Directive =
Select the lines that contain "this" and copy each of them.

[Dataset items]
'''

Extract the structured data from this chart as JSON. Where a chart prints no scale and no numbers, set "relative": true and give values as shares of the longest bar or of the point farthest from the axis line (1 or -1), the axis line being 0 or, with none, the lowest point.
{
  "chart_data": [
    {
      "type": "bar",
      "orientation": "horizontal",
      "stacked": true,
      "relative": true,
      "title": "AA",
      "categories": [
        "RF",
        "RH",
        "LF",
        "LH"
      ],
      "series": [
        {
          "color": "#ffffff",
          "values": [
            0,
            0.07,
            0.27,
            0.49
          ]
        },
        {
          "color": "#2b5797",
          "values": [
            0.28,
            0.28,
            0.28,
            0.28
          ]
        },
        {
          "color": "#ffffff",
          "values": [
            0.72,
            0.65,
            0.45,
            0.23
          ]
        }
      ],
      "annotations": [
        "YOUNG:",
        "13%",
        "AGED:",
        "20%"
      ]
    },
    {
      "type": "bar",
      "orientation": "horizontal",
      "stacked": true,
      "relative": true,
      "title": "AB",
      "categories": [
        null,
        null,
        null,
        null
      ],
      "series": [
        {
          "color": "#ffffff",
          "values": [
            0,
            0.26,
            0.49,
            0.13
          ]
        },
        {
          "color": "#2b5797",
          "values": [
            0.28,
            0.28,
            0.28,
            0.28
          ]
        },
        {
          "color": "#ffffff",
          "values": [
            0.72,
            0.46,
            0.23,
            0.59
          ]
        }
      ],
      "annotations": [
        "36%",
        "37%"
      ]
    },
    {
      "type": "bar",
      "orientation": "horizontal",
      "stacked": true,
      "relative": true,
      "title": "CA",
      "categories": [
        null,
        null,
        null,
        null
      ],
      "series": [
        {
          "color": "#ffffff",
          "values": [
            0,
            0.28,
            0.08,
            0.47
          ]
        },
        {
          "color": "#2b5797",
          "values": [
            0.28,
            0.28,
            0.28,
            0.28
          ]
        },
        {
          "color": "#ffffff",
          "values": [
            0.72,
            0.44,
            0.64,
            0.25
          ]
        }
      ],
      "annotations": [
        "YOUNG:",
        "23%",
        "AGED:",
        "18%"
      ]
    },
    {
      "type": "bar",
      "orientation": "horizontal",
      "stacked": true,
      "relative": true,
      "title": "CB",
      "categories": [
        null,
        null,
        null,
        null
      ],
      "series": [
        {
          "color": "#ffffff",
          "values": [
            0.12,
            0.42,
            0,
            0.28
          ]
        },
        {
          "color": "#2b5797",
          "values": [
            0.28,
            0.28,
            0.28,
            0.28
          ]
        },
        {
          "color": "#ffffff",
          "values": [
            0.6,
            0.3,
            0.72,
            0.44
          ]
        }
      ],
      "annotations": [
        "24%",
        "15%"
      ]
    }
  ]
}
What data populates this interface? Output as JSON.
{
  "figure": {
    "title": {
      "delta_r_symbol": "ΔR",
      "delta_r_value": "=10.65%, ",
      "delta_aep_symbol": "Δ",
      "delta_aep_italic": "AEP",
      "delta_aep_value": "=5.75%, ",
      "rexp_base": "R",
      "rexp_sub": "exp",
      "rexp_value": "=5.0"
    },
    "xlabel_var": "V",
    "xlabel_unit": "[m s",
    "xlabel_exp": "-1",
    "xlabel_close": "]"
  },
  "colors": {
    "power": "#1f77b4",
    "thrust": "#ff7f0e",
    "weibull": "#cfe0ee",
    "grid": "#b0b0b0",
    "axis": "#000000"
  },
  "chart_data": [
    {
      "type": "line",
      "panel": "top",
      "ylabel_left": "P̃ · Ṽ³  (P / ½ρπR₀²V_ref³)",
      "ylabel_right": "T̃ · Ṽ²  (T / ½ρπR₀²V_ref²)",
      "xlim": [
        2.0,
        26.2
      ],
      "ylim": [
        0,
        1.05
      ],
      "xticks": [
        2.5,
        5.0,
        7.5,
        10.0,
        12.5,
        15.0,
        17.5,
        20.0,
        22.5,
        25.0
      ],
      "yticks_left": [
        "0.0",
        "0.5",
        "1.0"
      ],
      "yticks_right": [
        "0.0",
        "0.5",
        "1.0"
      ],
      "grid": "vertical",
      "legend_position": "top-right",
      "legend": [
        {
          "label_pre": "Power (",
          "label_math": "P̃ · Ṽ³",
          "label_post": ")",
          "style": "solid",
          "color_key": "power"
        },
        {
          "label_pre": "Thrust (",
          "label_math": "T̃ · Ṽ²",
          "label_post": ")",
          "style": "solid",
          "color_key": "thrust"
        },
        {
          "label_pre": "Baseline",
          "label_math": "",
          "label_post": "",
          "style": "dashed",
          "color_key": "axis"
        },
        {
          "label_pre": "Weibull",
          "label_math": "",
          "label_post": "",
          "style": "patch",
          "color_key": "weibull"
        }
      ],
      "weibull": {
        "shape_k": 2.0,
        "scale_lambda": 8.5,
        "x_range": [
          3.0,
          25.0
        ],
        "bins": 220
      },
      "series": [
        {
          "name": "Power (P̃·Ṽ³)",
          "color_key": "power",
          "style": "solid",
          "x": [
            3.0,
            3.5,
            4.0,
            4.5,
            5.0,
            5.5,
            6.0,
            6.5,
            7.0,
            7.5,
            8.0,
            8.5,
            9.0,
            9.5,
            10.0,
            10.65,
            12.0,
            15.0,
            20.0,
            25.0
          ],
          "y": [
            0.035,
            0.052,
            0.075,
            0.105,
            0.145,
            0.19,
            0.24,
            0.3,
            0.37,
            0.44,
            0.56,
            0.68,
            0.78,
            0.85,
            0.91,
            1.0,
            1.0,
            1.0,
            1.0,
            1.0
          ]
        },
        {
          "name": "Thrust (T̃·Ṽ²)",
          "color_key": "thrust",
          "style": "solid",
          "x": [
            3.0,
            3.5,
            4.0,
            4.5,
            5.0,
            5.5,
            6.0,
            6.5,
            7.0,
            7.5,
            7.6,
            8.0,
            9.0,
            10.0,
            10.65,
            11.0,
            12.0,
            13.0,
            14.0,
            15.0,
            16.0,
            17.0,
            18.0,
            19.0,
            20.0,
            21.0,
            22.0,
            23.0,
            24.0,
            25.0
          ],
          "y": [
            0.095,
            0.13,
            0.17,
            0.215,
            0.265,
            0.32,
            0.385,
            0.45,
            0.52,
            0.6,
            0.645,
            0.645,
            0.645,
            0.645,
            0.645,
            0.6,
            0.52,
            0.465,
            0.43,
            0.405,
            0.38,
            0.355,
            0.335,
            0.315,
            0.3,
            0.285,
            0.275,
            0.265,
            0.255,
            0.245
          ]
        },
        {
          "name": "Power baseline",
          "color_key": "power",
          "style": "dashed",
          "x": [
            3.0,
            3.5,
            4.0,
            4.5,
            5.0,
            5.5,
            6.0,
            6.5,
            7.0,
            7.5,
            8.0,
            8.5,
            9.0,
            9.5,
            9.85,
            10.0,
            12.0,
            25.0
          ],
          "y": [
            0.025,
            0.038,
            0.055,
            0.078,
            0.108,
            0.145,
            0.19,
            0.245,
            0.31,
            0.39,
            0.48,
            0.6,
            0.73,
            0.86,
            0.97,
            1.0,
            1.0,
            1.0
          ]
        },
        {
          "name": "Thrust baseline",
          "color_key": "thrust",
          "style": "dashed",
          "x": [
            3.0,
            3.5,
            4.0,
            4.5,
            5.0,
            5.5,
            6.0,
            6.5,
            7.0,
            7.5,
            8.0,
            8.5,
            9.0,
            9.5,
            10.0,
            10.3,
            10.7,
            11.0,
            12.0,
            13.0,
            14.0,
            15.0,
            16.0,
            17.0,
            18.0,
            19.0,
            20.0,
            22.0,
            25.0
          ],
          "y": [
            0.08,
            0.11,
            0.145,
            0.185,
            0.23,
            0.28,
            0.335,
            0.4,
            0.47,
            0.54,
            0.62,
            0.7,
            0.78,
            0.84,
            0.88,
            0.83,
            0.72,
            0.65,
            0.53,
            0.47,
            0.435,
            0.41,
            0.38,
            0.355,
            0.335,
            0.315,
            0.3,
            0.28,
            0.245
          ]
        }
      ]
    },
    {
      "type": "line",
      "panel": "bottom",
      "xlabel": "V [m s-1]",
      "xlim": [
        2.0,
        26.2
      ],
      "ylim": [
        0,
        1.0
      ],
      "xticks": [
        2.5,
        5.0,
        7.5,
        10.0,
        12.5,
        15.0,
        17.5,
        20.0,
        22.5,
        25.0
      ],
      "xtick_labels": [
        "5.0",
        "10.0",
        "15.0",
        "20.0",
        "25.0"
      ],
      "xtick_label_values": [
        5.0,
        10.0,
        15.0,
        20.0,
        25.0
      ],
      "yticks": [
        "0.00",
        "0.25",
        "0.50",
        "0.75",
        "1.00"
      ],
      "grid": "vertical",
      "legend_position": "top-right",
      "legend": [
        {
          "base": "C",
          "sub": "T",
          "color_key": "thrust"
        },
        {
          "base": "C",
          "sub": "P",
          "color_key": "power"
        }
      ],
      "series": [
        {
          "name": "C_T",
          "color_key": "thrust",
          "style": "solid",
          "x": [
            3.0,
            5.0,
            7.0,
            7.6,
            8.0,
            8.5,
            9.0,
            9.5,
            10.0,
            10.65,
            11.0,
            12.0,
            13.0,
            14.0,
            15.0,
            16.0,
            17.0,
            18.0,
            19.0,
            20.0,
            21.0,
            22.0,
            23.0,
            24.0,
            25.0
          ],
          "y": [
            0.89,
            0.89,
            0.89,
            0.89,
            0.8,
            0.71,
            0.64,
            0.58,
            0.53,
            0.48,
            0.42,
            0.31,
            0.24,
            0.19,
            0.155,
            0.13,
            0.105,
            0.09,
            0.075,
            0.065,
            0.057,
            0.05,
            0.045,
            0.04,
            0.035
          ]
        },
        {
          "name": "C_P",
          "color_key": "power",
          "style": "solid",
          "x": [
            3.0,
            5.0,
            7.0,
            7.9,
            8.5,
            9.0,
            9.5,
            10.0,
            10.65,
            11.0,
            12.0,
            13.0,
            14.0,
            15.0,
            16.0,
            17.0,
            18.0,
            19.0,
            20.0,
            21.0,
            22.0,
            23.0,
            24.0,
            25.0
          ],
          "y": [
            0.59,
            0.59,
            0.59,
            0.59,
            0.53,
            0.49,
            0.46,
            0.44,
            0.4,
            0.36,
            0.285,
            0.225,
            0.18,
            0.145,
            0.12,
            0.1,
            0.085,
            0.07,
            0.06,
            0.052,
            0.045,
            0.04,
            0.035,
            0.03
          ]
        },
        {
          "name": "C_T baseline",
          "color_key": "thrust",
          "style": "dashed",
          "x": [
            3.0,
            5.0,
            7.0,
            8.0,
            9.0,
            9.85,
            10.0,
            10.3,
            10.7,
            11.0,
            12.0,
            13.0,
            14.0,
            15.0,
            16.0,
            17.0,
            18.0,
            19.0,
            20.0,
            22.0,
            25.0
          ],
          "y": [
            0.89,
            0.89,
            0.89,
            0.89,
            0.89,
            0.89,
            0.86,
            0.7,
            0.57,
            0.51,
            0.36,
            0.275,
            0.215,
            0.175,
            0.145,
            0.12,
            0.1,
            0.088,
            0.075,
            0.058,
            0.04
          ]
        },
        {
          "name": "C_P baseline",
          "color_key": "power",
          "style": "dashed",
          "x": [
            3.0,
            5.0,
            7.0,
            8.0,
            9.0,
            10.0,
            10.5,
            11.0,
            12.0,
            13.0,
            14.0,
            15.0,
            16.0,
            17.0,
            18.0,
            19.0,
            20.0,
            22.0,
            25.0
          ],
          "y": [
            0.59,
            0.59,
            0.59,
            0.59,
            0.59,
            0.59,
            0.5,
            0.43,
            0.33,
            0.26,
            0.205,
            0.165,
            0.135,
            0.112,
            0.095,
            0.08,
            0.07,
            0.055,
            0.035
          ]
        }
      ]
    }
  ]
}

'''

Full solution =
Extract the structured data from this chart as JSON. Where a chart prints no scale and no numbers, set "relative": true and give values as shares of the longest bar or of the point farthest from the axis line (1 or -1), the axis line being 0 or, with none, the lowest point.
What data populates this interface? Output as JSON.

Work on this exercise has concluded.